Keep only the lines of the listing that include the word "compiler", and copy them.

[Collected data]
****

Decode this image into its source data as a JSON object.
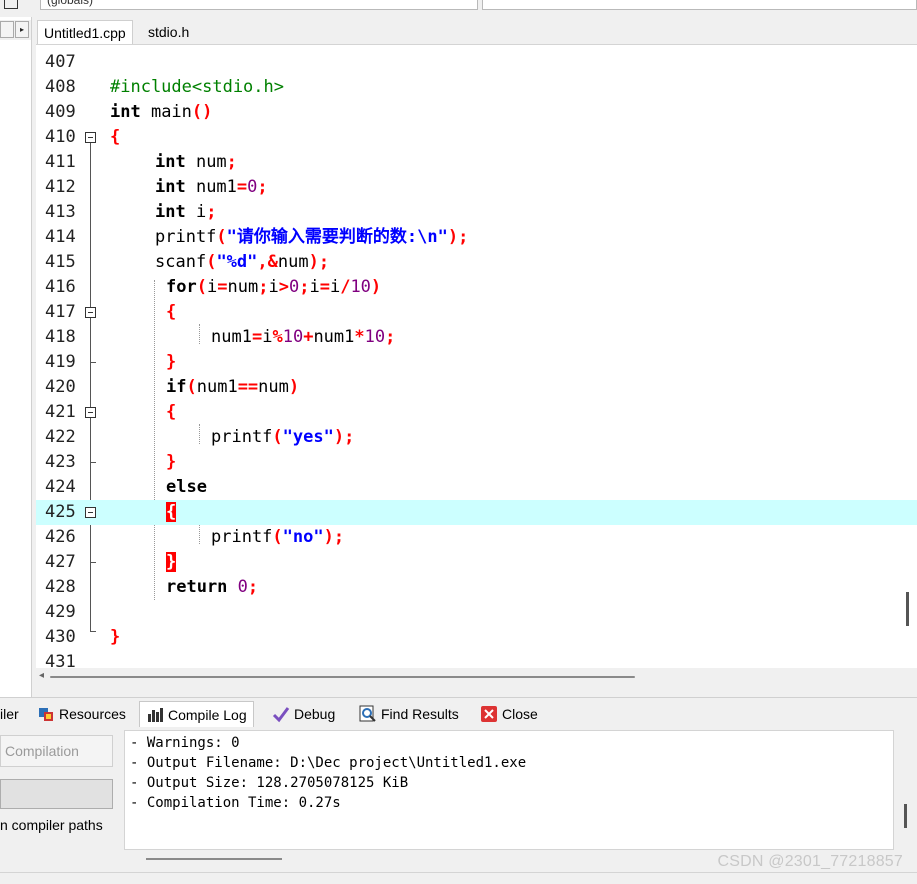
{
  "toolbar": {
    "scope_combo": "(globals)",
    "symbol_combo": ""
  },
  "nav": {
    "right_arrow": "▸"
  },
  "tabs": [
    {
      "label": "Untitled1.cpp",
      "active": true
    },
    {
      "label": "stdio.h",
      "active": false
    }
  ],
  "editor": {
    "lines": [
      {
        "n": "407"
      },
      {
        "n": "408"
      },
      {
        "n": "409"
      },
      {
        "n": "410"
      },
      {
        "n": "411"
      },
      {
        "n": "412"
      },
      {
        "n": "413"
      },
      {
        "n": "414"
      },
      {
        "n": "415"
      },
      {
        "n": "416"
      },
      {
        "n": "417"
      },
      {
        "n": "418"
      },
      {
        "n": "419"
      },
      {
        "n": "420"
      },
      {
        "n": "421"
      },
      {
        "n": "422"
      },
      {
        "n": "423"
      },
      {
        "n": "424"
      },
      {
        "n": "425"
      },
      {
        "n": "426"
      },
      {
        "n": "427"
      },
      {
        "n": "428"
      },
      {
        "n": "429"
      },
      {
        "n": "430"
      },
      {
        "n": "431"
      }
    ],
    "code": {
      "l408_include": "#include<stdio.h>",
      "l409_int": "int",
      "l409_main": " main",
      "l409_parens": "()",
      "open_brace": "{",
      "close_brace": "}",
      "kw_int": "int",
      "l411_var": " num",
      "semi": ";",
      "l412_var": " num1",
      "eq": "=",
      "zero": "0",
      "l413_var": " i",
      "l414_fn": "printf",
      "lparen": "(",
      "rparen": ")",
      "l414_str": "\"请你输入需要判断的数:\\n\"",
      "l415_fn": "scanf",
      "l415_str": "\"%d\"",
      "comma_amp": ",&",
      "l415_arg": "num",
      "kw_for": "for",
      "l416_i": "i",
      "l416_num": "num",
      "gt": ">",
      "l416_div": "/",
      "ten": "10",
      "l418_num1": "num1",
      "l418_i": "i",
      "pct": "%",
      "plus": "+",
      "star": "*",
      "kw_if": "if",
      "l420_num1": "num1",
      "eqeq": "==",
      "l420_num": "num",
      "l422_fn": "printf",
      "l422_str": "\"yes\"",
      "kw_else": "else",
      "l426_fn": "printf",
      "l426_str": "\"no\"",
      "kw_return": "return",
      "space": " "
    }
  },
  "bottom_tabs": [
    {
      "label": "iler",
      "icon": "compiler-icon"
    },
    {
      "label": "Resources",
      "icon": "resources-icon"
    },
    {
      "label": "Compile Log",
      "icon": "compile-log-icon",
      "active": true
    },
    {
      "label": "Debug",
      "icon": "debug-icon"
    },
    {
      "label": "Find Results",
      "icon": "find-results-icon"
    },
    {
      "label": "Close",
      "icon": "close-icon"
    }
  ],
  "compile_panel": {
    "compilation_button": "Compilation",
    "paths_label": "n compiler paths"
  },
  "log": [
    "- Warnings: 0",
    "- Output Filename: D:\\Dec project\\Untitled1.exe",
    "- Output Size: 128.2705078125 KiB",
    "- Compilation Time: 0.27s"
  ],
  "watermark": "CSDN @2301_77218857",
  "colors": {
    "current_line": "#ccffff",
    "keyword": "#000000",
    "string": "#0000ff",
    "number": "#800080",
    "symbol": "#ff0000",
    "preprocessor": "#008000"
  }
}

****

→ **RIGHT ANSWER**:
      "icon": "compiler-icon"
    "paths_label": "n compiler paths"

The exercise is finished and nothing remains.